§ **WHAT TO WORK ON**:
Show all lines from the listing below that contain "Step".

§ **PROVIDED ENTRIES**:
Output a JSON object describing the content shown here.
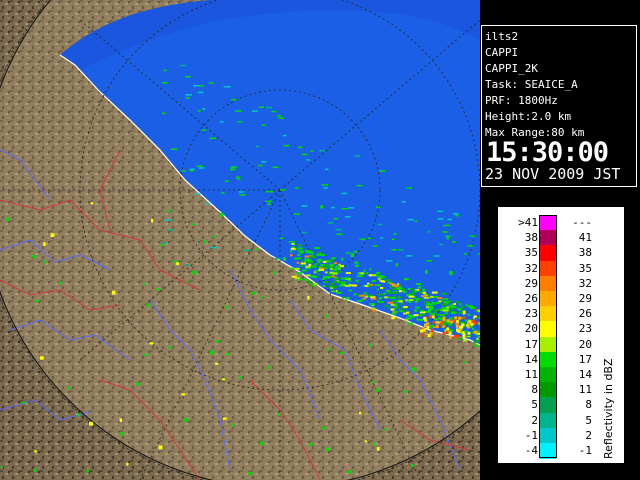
{
  "radar": {
    "site": "ilts2",
    "product": "CAPPI",
    "product_id": "CAPPI_2K",
    "task": "Task: SEAICE_A",
    "prf": "PRF: 1800Hz",
    "height": "Height:2.0 km",
    "max_range": "Max Range:80 km",
    "time": "15:30:00",
    "date": "23 NOV 2009 JST"
  },
  "legend": {
    "unit": "Reflectivity in dBZ",
    "rows": [
      {
        "lo": ">41",
        "hi": "---",
        "color": "#ff00ff"
      },
      {
        "lo": "38",
        "hi": "41",
        "color": "#b0005a"
      },
      {
        "lo": "35",
        "hi": "38",
        "color": "#ff0000"
      },
      {
        "lo": "32",
        "hi": "35",
        "color": "#ff4000"
      },
      {
        "lo": "29",
        "hi": "32",
        "color": "#ff8000"
      },
      {
        "lo": "26",
        "hi": "29",
        "color": "#ffaa00"
      },
      {
        "lo": "23",
        "hi": "26",
        "color": "#ffd000"
      },
      {
        "lo": "20",
        "hi": "23",
        "color": "#ffff00"
      },
      {
        "lo": "17",
        "hi": "20",
        "color": "#a8f000"
      },
      {
        "lo": "14",
        "hi": "17",
        "color": "#00dc00"
      },
      {
        "lo": "11",
        "hi": "14",
        "color": "#00b400"
      },
      {
        "lo": "8",
        "hi": "11",
        "color": "#009a00"
      },
      {
        "lo": "5",
        "hi": "8",
        "color": "#00a050"
      },
      {
        "lo": "2",
        "hi": "5",
        "color": "#00b48c"
      },
      {
        "lo": "-1",
        "hi": "2",
        "color": "#00c8c8"
      },
      {
        "lo": "-4",
        "hi": "-1",
        "color": "#00f0ff"
      }
    ]
  }
}
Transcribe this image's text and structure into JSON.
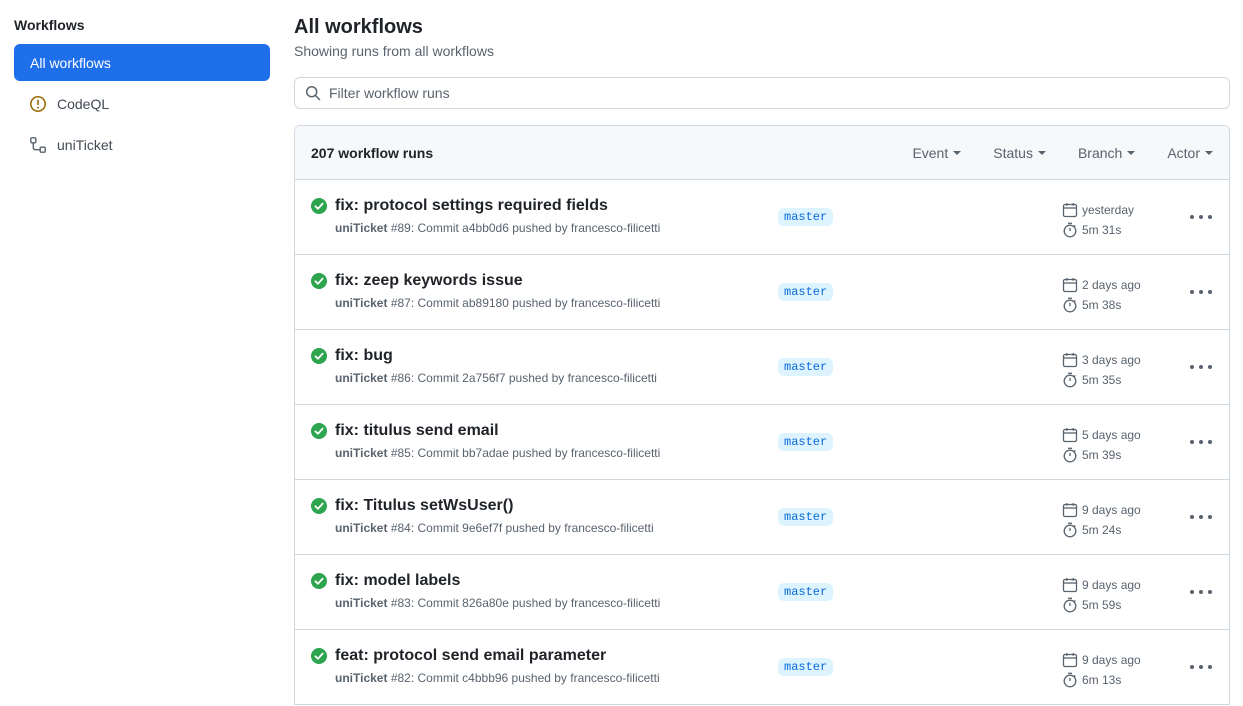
{
  "sidebar": {
    "heading": "Workflows",
    "items": [
      {
        "label": "All workflows",
        "icon": "none",
        "active": true
      },
      {
        "label": "CodeQL",
        "icon": "alert-circle-icon"
      },
      {
        "label": "uniTicket",
        "icon": "workflow-icon"
      }
    ]
  },
  "main": {
    "title": "All workflows",
    "subtitle": "Showing runs from all workflows",
    "filter": {
      "placeholder": "Filter workflow runs",
      "value": ""
    },
    "runs_header": {
      "count_label": "207 workflow runs",
      "filters": [
        "Event",
        "Status",
        "Branch",
        "Actor"
      ]
    },
    "runs": [
      {
        "title": "fix: protocol settings required fields",
        "workflow": "uniTicket",
        "detail": "#89: Commit a4bb0d6 pushed by francesco-filicetti",
        "branch": "master",
        "when": "yesterday",
        "duration": "5m 31s"
      },
      {
        "title": "fix: zeep keywords issue",
        "workflow": "uniTicket",
        "detail": "#87: Commit ab89180 pushed by francesco-filicetti",
        "branch": "master",
        "when": "2 days ago",
        "duration": "5m 38s"
      },
      {
        "title": "fix: bug",
        "workflow": "uniTicket",
        "detail": "#86: Commit 2a756f7 pushed by francesco-filicetti",
        "branch": "master",
        "when": "3 days ago",
        "duration": "5m 35s"
      },
      {
        "title": "fix: titulus send email",
        "workflow": "uniTicket",
        "detail": "#85: Commit bb7adae pushed by francesco-filicetti",
        "branch": "master",
        "when": "5 days ago",
        "duration": "5m 39s"
      },
      {
        "title": "fix: Titulus setWsUser()",
        "workflow": "uniTicket",
        "detail": "#84: Commit 9e6ef7f pushed by francesco-filicetti",
        "branch": "master",
        "when": "9 days ago",
        "duration": "5m 24s"
      },
      {
        "title": "fix: model labels",
        "workflow": "uniTicket",
        "detail": "#83: Commit 826a80e pushed by francesco-filicetti",
        "branch": "master",
        "when": "9 days ago",
        "duration": "5m 59s"
      },
      {
        "title": "feat: protocol send email parameter",
        "workflow": "uniTicket",
        "detail": "#82: Commit c4bbb96 pushed by francesco-filicetti",
        "branch": "master",
        "when": "9 days ago",
        "duration": "6m 13s"
      }
    ]
  },
  "colors": {
    "accent": "#1f6feb",
    "success": "#2da44e",
    "branch_bg": "#ddf4ff",
    "branch_fg": "#0969da",
    "codeql_icon": "#9a6700"
  }
}
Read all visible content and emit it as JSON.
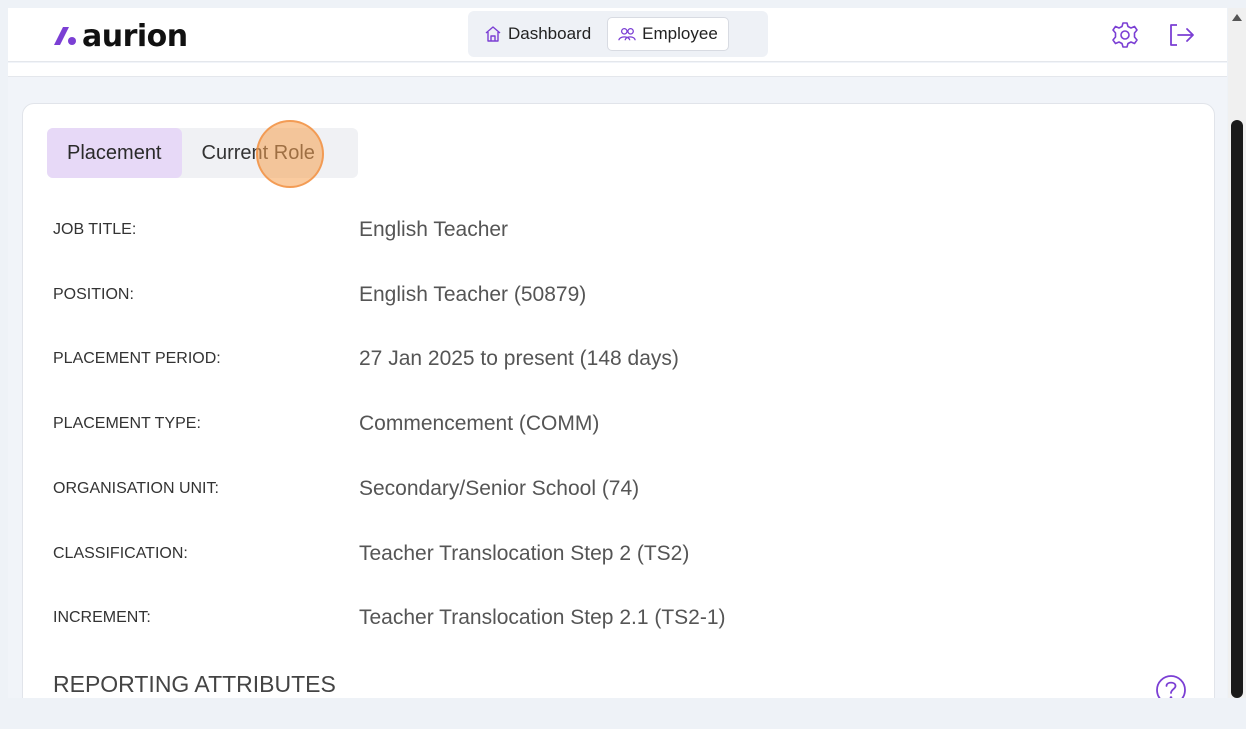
{
  "app": {
    "logo_text": "aurion"
  },
  "nav": {
    "dashboard_label": "Dashboard",
    "employee_label": "Employee"
  },
  "icons": {
    "home": "home-icon",
    "people": "people-icon",
    "settings": "gear-icon",
    "logout": "logout-icon",
    "help": "help-icon"
  },
  "tabs": [
    {
      "label": "Placement",
      "active": true
    },
    {
      "label": "Current Role",
      "active": false
    }
  ],
  "fields": [
    {
      "label": "JOB TITLE:",
      "value": "English Teacher"
    },
    {
      "label": "POSITION:",
      "value": "English Teacher (50879)"
    },
    {
      "label": "PLACEMENT PERIOD:",
      "value": "27 Jan 2025 to present (148 days)"
    },
    {
      "label": "PLACEMENT TYPE:",
      "value": "Commencement (COMM)"
    },
    {
      "label": "ORGANISATION UNIT:",
      "value": "Secondary/Senior School (74)"
    },
    {
      "label": "CLASSIFICATION:",
      "value": "Teacher Translocation Step 2 (TS2)"
    },
    {
      "label": "INCREMENT:",
      "value": "Teacher Translocation Step 2.1 (TS2-1)"
    }
  ],
  "sections": {
    "reporting_attributes": "REPORTING ATTRIBUTES"
  },
  "colors": {
    "accent": "#7b3fd4",
    "tab_active_bg": "#e7d9f7",
    "click_marker": "#f5a050"
  }
}
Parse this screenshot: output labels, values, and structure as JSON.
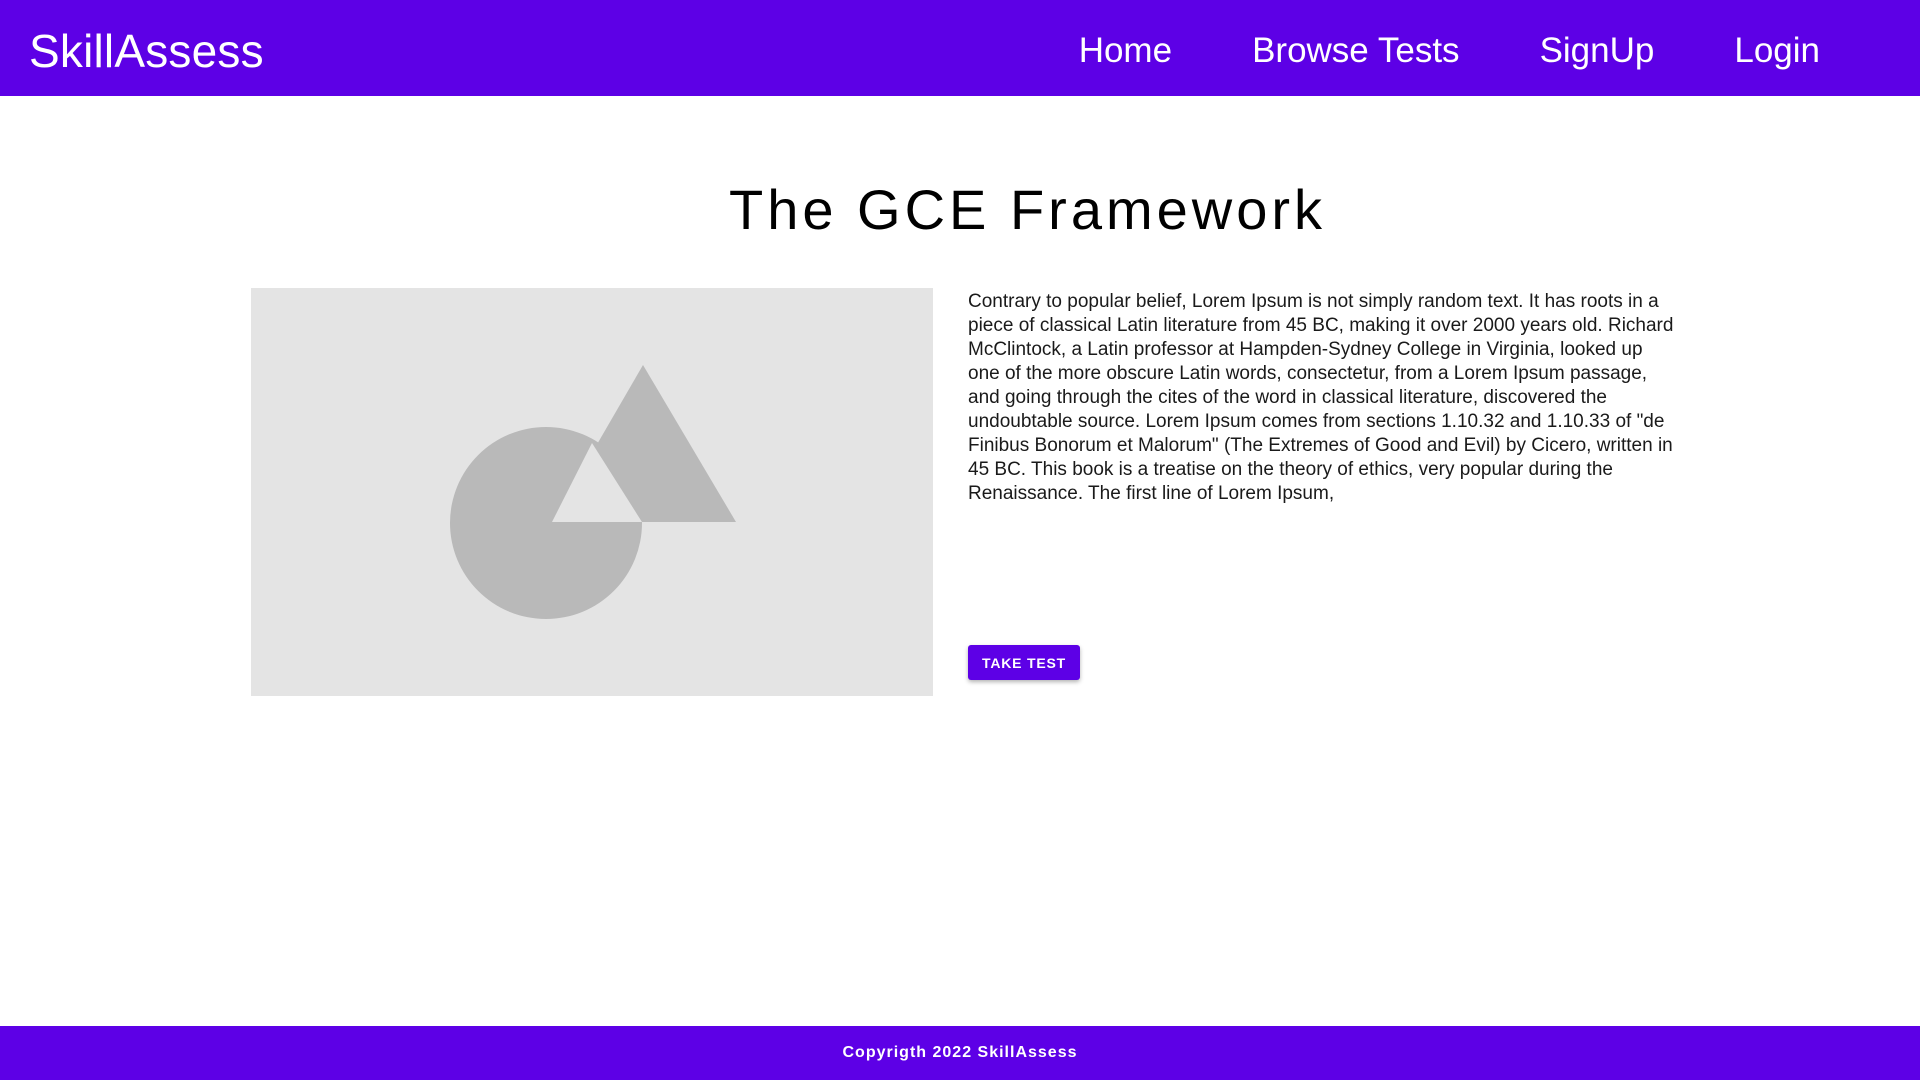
{
  "header": {
    "brand": "SkillAssess",
    "nav": [
      {
        "label": "Home"
      },
      {
        "label": "Browse Tests"
      },
      {
        "label": "SignUp"
      },
      {
        "label": "Login"
      }
    ]
  },
  "main": {
    "title": "The GCE Framework",
    "image": {
      "icon": "image-placeholder-icon"
    },
    "description": "Contrary to popular belief, Lorem Ipsum is not simply random text. It has roots in a piece of classical Latin literature from 45 BC, making it over 2000 years old. Richard McClintock, a Latin professor at Hampden-Sydney College in Virginia, looked up one of the more obscure Latin words, consectetur, from a Lorem Ipsum passage, and going through the cites of the word in classical literature, discovered the undoubtable source. Lorem Ipsum comes from sections 1.10.32 and 1.10.33 of \"de Finibus Bonorum et Malorum\" (The Extremes of Good and Evil) by Cicero, written in 45 BC. This book is a treatise on the theory of ethics, very popular during the Renaissance. The first line of Lorem Ipsum,",
    "take_test_label": "Take Test"
  },
  "footer": {
    "copyright": "Copyrigth 2022 SkillAssess"
  },
  "colors": {
    "primary": "#5d00e6",
    "placeholder_bg": "#e4e4e4",
    "placeholder_shape": "#b9b9b9"
  }
}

§ **FINAL RESULT**:
      "value": "Teacher Translocation Step 2 (TS2)"
      "value": "Teacher Translocation Step 2.1 (TS2-1)"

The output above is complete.